=== TASK OBJECTIVE ===
Change every "switch-toggle" in the labeled box records to "toggle-control", leaving everything else unchanged.

───── THE DATA

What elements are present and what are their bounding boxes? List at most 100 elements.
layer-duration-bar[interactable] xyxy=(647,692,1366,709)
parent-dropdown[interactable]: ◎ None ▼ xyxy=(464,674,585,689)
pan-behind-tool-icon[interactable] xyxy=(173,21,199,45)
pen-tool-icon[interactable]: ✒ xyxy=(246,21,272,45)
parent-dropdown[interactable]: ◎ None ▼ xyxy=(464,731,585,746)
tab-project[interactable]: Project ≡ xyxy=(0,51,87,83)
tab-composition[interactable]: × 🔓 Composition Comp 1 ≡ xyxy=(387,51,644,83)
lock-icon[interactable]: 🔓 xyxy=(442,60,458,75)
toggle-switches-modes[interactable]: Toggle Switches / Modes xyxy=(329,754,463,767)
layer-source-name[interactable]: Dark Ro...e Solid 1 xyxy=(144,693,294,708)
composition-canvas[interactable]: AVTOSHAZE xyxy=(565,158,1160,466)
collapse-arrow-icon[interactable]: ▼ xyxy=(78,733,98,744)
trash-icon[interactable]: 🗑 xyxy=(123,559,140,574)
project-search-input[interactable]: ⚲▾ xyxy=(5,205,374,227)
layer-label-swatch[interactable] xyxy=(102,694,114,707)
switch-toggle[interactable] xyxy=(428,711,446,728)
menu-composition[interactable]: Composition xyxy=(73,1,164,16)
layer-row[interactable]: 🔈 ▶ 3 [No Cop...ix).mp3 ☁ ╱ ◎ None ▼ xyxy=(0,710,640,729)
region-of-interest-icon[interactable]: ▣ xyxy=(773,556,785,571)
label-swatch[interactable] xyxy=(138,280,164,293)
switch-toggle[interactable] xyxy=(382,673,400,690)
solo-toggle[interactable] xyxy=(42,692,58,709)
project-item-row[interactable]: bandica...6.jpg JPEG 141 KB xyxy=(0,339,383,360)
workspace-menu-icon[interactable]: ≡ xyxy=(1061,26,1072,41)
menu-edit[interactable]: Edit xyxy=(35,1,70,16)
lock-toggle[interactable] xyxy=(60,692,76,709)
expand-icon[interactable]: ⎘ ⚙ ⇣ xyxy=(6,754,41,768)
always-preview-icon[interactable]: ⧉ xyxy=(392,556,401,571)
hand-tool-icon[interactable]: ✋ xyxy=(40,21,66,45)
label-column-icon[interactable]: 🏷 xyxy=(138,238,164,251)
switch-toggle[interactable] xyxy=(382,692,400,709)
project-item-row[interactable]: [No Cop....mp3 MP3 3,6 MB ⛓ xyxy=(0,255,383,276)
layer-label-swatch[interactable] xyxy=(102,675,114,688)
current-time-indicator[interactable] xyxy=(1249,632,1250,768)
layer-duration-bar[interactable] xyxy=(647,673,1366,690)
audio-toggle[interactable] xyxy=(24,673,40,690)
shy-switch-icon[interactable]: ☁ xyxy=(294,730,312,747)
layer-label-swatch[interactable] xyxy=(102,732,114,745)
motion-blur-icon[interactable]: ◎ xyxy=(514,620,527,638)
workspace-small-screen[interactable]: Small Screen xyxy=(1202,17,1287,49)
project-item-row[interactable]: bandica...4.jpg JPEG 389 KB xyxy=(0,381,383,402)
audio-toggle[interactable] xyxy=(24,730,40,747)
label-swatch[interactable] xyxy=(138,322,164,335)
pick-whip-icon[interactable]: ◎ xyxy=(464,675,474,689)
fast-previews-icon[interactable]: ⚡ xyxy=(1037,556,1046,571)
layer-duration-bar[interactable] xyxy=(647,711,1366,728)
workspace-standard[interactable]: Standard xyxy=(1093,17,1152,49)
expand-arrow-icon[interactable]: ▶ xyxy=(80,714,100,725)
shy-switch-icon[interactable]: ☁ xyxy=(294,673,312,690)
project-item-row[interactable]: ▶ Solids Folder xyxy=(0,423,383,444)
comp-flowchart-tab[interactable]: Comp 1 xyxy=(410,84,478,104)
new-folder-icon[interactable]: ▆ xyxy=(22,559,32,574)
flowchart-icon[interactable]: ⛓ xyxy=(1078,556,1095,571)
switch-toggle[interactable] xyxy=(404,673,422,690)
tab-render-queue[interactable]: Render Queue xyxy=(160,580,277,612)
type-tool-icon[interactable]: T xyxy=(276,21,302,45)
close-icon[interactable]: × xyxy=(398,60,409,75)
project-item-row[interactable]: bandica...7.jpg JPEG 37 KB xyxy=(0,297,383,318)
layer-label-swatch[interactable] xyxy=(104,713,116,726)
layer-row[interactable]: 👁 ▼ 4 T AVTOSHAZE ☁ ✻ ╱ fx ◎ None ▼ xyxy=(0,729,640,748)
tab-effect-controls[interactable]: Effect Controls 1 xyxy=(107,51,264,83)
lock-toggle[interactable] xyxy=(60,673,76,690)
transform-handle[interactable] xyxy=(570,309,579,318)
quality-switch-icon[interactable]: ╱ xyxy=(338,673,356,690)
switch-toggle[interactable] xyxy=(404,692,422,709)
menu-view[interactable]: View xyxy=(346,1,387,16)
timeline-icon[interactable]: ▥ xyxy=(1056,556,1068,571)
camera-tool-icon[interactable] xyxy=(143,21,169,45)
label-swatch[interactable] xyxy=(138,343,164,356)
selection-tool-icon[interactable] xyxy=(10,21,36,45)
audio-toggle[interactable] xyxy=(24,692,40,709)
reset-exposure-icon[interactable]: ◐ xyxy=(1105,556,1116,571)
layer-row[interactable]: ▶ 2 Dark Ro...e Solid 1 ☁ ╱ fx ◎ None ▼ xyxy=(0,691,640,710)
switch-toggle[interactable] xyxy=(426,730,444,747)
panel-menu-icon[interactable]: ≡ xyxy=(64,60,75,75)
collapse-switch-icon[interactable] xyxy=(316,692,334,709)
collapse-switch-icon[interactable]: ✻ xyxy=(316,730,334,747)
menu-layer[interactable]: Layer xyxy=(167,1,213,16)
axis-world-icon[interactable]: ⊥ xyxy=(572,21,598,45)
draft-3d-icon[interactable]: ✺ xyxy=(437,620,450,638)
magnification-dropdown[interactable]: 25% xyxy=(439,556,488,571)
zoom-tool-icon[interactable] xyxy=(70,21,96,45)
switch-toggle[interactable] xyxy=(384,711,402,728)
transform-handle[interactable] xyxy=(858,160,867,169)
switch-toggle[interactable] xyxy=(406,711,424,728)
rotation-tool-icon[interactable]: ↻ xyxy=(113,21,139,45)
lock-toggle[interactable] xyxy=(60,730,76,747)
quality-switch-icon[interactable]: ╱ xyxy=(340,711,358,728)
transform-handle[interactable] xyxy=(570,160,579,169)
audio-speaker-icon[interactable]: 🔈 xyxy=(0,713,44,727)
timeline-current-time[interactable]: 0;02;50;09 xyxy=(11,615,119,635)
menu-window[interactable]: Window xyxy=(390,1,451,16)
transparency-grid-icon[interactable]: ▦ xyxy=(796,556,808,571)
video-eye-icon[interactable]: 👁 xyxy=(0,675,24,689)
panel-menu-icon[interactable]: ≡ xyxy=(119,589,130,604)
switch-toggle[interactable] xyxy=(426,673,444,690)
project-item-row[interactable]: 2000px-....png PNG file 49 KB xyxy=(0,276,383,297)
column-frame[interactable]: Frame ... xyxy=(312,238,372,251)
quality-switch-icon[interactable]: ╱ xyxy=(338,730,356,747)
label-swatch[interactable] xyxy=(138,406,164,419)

──────────

=== COMPLETE RESPONSE ===
What elements are present and what are their bounding boxes? List at most 100 elements.
layer-duration-bar[interactable] xyxy=(647,692,1366,709)
parent-dropdown[interactable]: ◎ None ▼ xyxy=(464,674,585,689)
pan-behind-tool-icon[interactable] xyxy=(173,21,199,45)
pen-tool-icon[interactable]: ✒ xyxy=(246,21,272,45)
parent-dropdown[interactable]: ◎ None ▼ xyxy=(464,731,585,746)
tab-project[interactable]: Project ≡ xyxy=(0,51,87,83)
tab-composition[interactable]: × 🔓 Composition Comp 1 ≡ xyxy=(387,51,644,83)
lock-icon[interactable]: 🔓 xyxy=(442,60,458,75)
toggle-switches-modes[interactable]: Toggle Switches / Modes xyxy=(329,754,463,767)
layer-source-name[interactable]: Dark Ro...e Solid 1 xyxy=(144,693,294,708)
composition-canvas[interactable]: AVTOSHAZE xyxy=(565,158,1160,466)
collapse-arrow-icon[interactable]: ▼ xyxy=(78,733,98,744)
trash-icon[interactable]: 🗑 xyxy=(123,559,140,574)
project-search-input[interactable]: ⚲▾ xyxy=(5,205,374,227)
layer-label-swatch[interactable] xyxy=(102,694,114,707)
toggle-control[interactable] xyxy=(428,711,446,728)
menu-composition[interactable]: Composition xyxy=(73,1,164,16)
layer-row[interactable]: 🔈 ▶ 3 [No Cop...ix).mp3 ☁ ╱ ◎ None ▼ xyxy=(0,710,640,729)
region-of-interest-icon[interactable]: ▣ xyxy=(773,556,785,571)
label-swatch[interactable] xyxy=(138,280,164,293)
toggle-control[interactable] xyxy=(382,673,400,690)
solo-toggle[interactable] xyxy=(42,692,58,709)
project-item-row[interactable]: bandica...6.jpg JPEG 141 KB xyxy=(0,339,383,360)
workspace-menu-icon[interactable]: ≡ xyxy=(1061,26,1072,41)
menu-edit[interactable]: Edit xyxy=(35,1,70,16)
lock-toggle[interactable] xyxy=(60,692,76,709)
expand-icon[interactable]: ⎘ ⚙ ⇣ xyxy=(6,754,41,768)
always-preview-icon[interactable]: ⧉ xyxy=(392,556,401,571)
hand-tool-icon[interactable]: ✋ xyxy=(40,21,66,45)
label-column-icon[interactable]: 🏷 xyxy=(138,238,164,251)
toggle-control[interactable] xyxy=(382,692,400,709)
project-item-row[interactable]: [No Cop....mp3 MP3 3,6 MB ⛓ xyxy=(0,255,383,276)
layer-label-swatch[interactable] xyxy=(102,675,114,688)
current-time-indicator[interactable] xyxy=(1249,632,1250,768)
layer-duration-bar[interactable] xyxy=(647,673,1366,690)
audio-toggle[interactable] xyxy=(24,673,40,690)
shy-switch-icon[interactable]: ☁ xyxy=(294,730,312,747)
layer-label-swatch[interactable] xyxy=(102,732,114,745)
motion-blur-icon[interactable]: ◎ xyxy=(514,620,527,638)
workspace-small-screen[interactable]: Small Screen xyxy=(1202,17,1287,49)
project-item-row[interactable]: bandica...4.jpg JPEG 389 KB xyxy=(0,381,383,402)
audio-toggle[interactable] xyxy=(24,730,40,747)
label-swatch[interactable] xyxy=(138,322,164,335)
pick-whip-icon[interactable]: ◎ xyxy=(464,675,474,689)
fast-previews-icon[interactable]: ⚡ xyxy=(1037,556,1046,571)
layer-duration-bar[interactable] xyxy=(647,711,1366,728)
workspace-standard[interactable]: Standard xyxy=(1093,17,1152,49)
expand-arrow-icon[interactable]: ▶ xyxy=(80,714,100,725)
shy-switch-icon[interactable]: ☁ xyxy=(294,673,312,690)
project-item-row[interactable]: ▶ Solids Folder xyxy=(0,423,383,444)
comp-flowchart-tab[interactable]: Comp 1 xyxy=(410,84,478,104)
new-folder-icon[interactable]: ▆ xyxy=(22,559,32,574)
flowchart-icon[interactable]: ⛓ xyxy=(1078,556,1095,571)
toggle-control[interactable] xyxy=(404,673,422,690)
tab-render-queue[interactable]: Render Queue xyxy=(160,580,277,612)
type-tool-icon[interactable]: T xyxy=(276,21,302,45)
close-icon[interactable]: × xyxy=(398,60,409,75)
project-item-row[interactable]: bandica...7.jpg JPEG 37 KB xyxy=(0,297,383,318)
layer-label-swatch[interactable] xyxy=(104,713,116,726)
layer-row[interactable]: 👁 ▼ 4 T AVTOSHAZE ☁ ✻ ╱ fx ◎ None ▼ xyxy=(0,729,640,748)
tab-effect-controls[interactable]: Effect Controls 1 xyxy=(107,51,264,83)
lock-toggle[interactable] xyxy=(60,673,76,690)
transform-handle[interactable] xyxy=(570,309,579,318)
quality-switch-icon[interactable]: ╱ xyxy=(338,673,356,690)
toggle-control[interactable] xyxy=(404,692,422,709)
menu-view[interactable]: View xyxy=(346,1,387,16)
timeline-icon[interactable]: ▥ xyxy=(1056,556,1068,571)
camera-tool-icon[interactable] xyxy=(143,21,169,45)
label-swatch[interactable] xyxy=(138,343,164,356)
selection-tool-icon[interactable] xyxy=(10,21,36,45)
audio-toggle[interactable] xyxy=(24,692,40,709)
reset-exposure-icon[interactable]: ◐ xyxy=(1105,556,1116,571)
layer-row[interactable]: ▶ 2 Dark Ro...e Solid 1 ☁ ╱ fx ◎ None ▼ xyxy=(0,691,640,710)
toggle-control[interactable] xyxy=(426,730,444,747)
panel-menu-icon[interactable]: ≡ xyxy=(64,60,75,75)
collapse-switch-icon[interactable] xyxy=(316,692,334,709)
collapse-switch-icon[interactable]: ✻ xyxy=(316,730,334,747)
menu-layer[interactable]: Layer xyxy=(167,1,213,16)
axis-world-icon[interactable]: ⊥ xyxy=(572,21,598,45)
draft-3d-icon[interactable]: ✺ xyxy=(437,620,450,638)
magnification-dropdown[interactable]: 25% xyxy=(439,556,488,571)
zoom-tool-icon[interactable] xyxy=(70,21,96,45)
toggle-control[interactable] xyxy=(384,711,402,728)
transform-handle[interactable] xyxy=(858,160,867,169)
toggle-control[interactable] xyxy=(406,711,424,728)
rotation-tool-icon[interactable]: ↻ xyxy=(113,21,139,45)
lock-toggle[interactable] xyxy=(60,730,76,747)
quality-switch-icon[interactable]: ╱ xyxy=(340,711,358,728)
transform-handle[interactable] xyxy=(570,160,579,169)
audio-speaker-icon[interactable]: 🔈 xyxy=(0,713,44,727)
timeline-current-time[interactable]: 0;02;50;09 xyxy=(11,615,119,635)
menu-window[interactable]: Window xyxy=(390,1,451,16)
transparency-grid-icon[interactable]: ▦ xyxy=(796,556,808,571)
video-eye-icon[interactable]: 👁 xyxy=(0,675,24,689)
panel-menu-icon[interactable]: ≡ xyxy=(119,589,130,604)
toggle-control[interactable] xyxy=(426,673,444,690)
project-item-row[interactable]: 2000px-....png PNG file 49 KB xyxy=(0,276,383,297)
column-frame[interactable]: Frame ... xyxy=(312,238,372,251)
quality-switch-icon[interactable]: ╱ xyxy=(338,730,356,747)
label-swatch[interactable] xyxy=(138,406,164,419)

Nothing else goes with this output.